**What the task requires**
Reproduce the listing below exactly, minus its pictures.

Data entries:
------------------------------------------------------------------------

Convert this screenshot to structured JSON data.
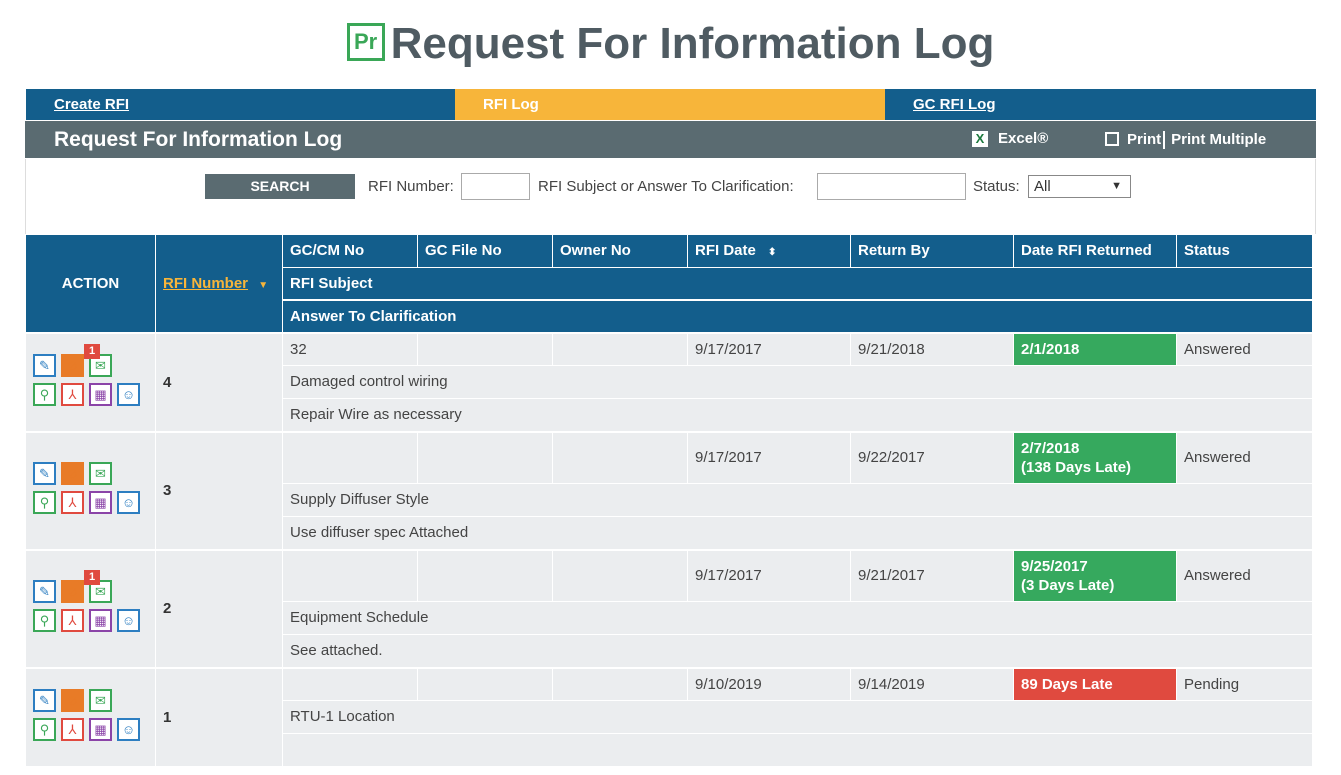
{
  "page": {
    "title": "Request For Information Log",
    "logo_text": "Pr"
  },
  "tabs": [
    {
      "label": "Create RFI"
    },
    {
      "label": "RFI Log"
    },
    {
      "label": "GC RFI Log"
    }
  ],
  "header": {
    "title": "Request For Information Log",
    "excel_label": "Excel®",
    "print_label": "Print",
    "print_multiple_label": "Print Multiple"
  },
  "search": {
    "button_label": "SEARCH",
    "rfi_number_label": "RFI Number:",
    "rfi_number_value": "",
    "subject_label": "RFI Subject or Answer To Clarification:",
    "subject_value": "",
    "status_label": "Status:",
    "status_value": "All"
  },
  "columns": {
    "action": "ACTION",
    "rfi_number": "RFI Number",
    "gc_cm_no": "GC/CM No",
    "gc_file_no": "GC File No",
    "owner_no": "Owner No",
    "rfi_date": "RFI Date",
    "return_by": "Return By",
    "date_returned": "Date RFI Returned",
    "status": "Status",
    "subject": "RFI Subject",
    "answer": "Answer To Clarification"
  },
  "rows": [
    {
      "rfi_number": "4",
      "gc_cm_no": "32",
      "gc_file_no": "",
      "owner_no": "",
      "rfi_date": "9/17/2017",
      "return_by": "9/21/2018",
      "date_returned": "2/1/2018",
      "date_returned_line2": "",
      "returned_state": "green",
      "status": "Answered",
      "subject": "Damaged control wiring",
      "answer": "Repair Wire as necessary",
      "attachment_count": "1"
    },
    {
      "rfi_number": "3",
      "gc_cm_no": "",
      "gc_file_no": "",
      "owner_no": "",
      "rfi_date": "9/17/2017",
      "return_by": "9/22/2017",
      "date_returned": "2/7/2018",
      "date_returned_line2": "(138 Days Late)",
      "returned_state": "green",
      "status": "Answered",
      "subject": "Supply Diffuser Style",
      "answer": "Use diffuser spec Attached",
      "attachment_count": ""
    },
    {
      "rfi_number": "2",
      "gc_cm_no": "",
      "gc_file_no": "",
      "owner_no": "",
      "rfi_date": "9/17/2017",
      "return_by": "9/21/2017",
      "date_returned": "9/25/2017",
      "date_returned_line2": "(3 Days Late)",
      "returned_state": "green",
      "status": "Answered",
      "subject": "Equipment Schedule",
      "answer": "See attached.",
      "attachment_count": "1"
    },
    {
      "rfi_number": "1",
      "gc_cm_no": "",
      "gc_file_no": "",
      "owner_no": "",
      "rfi_date": "9/10/2019",
      "return_by": "9/14/2019",
      "date_returned": "89 Days Late",
      "date_returned_line2": "",
      "returned_state": "red",
      "status": "Pending",
      "subject": "RTU-1 Location",
      "answer": "",
      "attachment_count": ""
    }
  ],
  "icons": [
    "pencil-icon",
    "paperclip-icon",
    "envelope-icon",
    "magnifier-icon",
    "pdf-icon",
    "calendar-icon",
    "user-icon"
  ],
  "colors": {
    "tab_blue": "#135e8c",
    "tab_active": "#f7b53a",
    "header_gray": "#5a6b71",
    "green": "#36a95e",
    "red": "#e04a3f"
  }
}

------------------------------------------------------------------------

**Response to this task**
Convert this screenshot to structured JSON data.
{
  "page": {
    "title": "Request For Information Log",
    "logo_text": "Pr"
  },
  "tabs": [
    {
      "label": "Create RFI"
    },
    {
      "label": "RFI Log"
    },
    {
      "label": "GC RFI Log"
    }
  ],
  "header": {
    "title": "Request For Information Log",
    "excel_label": "Excel®",
    "print_label": "Print",
    "print_multiple_label": "Print Multiple"
  },
  "search": {
    "button_label": "SEARCH",
    "rfi_number_label": "RFI Number:",
    "rfi_number_value": "",
    "subject_label": "RFI Subject or Answer To Clarification:",
    "subject_value": "",
    "status_label": "Status:",
    "status_value": "All"
  },
  "columns": {
    "action": "ACTION",
    "rfi_number": "RFI Number",
    "gc_cm_no": "GC/CM No",
    "gc_file_no": "GC File No",
    "owner_no": "Owner No",
    "rfi_date": "RFI Date",
    "return_by": "Return By",
    "date_returned": "Date RFI Returned",
    "status": "Status",
    "subject": "RFI Subject",
    "answer": "Answer To Clarification"
  },
  "rows": [
    {
      "rfi_number": "4",
      "gc_cm_no": "32",
      "gc_file_no": "",
      "owner_no": "",
      "rfi_date": "9/17/2017",
      "return_by": "9/21/2018",
      "date_returned": "2/1/2018",
      "date_returned_line2": "",
      "returned_state": "green",
      "status": "Answered",
      "subject": "Damaged control wiring",
      "answer": "Repair Wire as necessary",
      "attachment_count": "1"
    },
    {
      "rfi_number": "3",
      "gc_cm_no": "",
      "gc_file_no": "",
      "owner_no": "",
      "rfi_date": "9/17/2017",
      "return_by": "9/22/2017",
      "date_returned": "2/7/2018",
      "date_returned_line2": "(138 Days Late)",
      "returned_state": "green",
      "status": "Answered",
      "subject": "Supply Diffuser Style",
      "answer": "Use diffuser spec Attached",
      "attachment_count": ""
    },
    {
      "rfi_number": "2",
      "gc_cm_no": "",
      "gc_file_no": "",
      "owner_no": "",
      "rfi_date": "9/17/2017",
      "return_by": "9/21/2017",
      "date_returned": "9/25/2017",
      "date_returned_line2": "(3 Days Late)",
      "returned_state": "green",
      "status": "Answered",
      "subject": "Equipment Schedule",
      "answer": "See attached.",
      "attachment_count": "1"
    },
    {
      "rfi_number": "1",
      "gc_cm_no": "",
      "gc_file_no": "",
      "owner_no": "",
      "rfi_date": "9/10/2019",
      "return_by": "9/14/2019",
      "date_returned": "89 Days Late",
      "date_returned_line2": "",
      "returned_state": "red",
      "status": "Pending",
      "subject": "RTU-1 Location",
      "answer": "",
      "attachment_count": ""
    }
  ],
  "icons": [
    "pencil-icon",
    "paperclip-icon",
    "envelope-icon",
    "magnifier-icon",
    "pdf-icon",
    "calendar-icon",
    "user-icon"
  ],
  "colors": {
    "tab_blue": "#135e8c",
    "tab_active": "#f7b53a",
    "header_gray": "#5a6b71",
    "green": "#36a95e",
    "red": "#e04a3f"
  }
}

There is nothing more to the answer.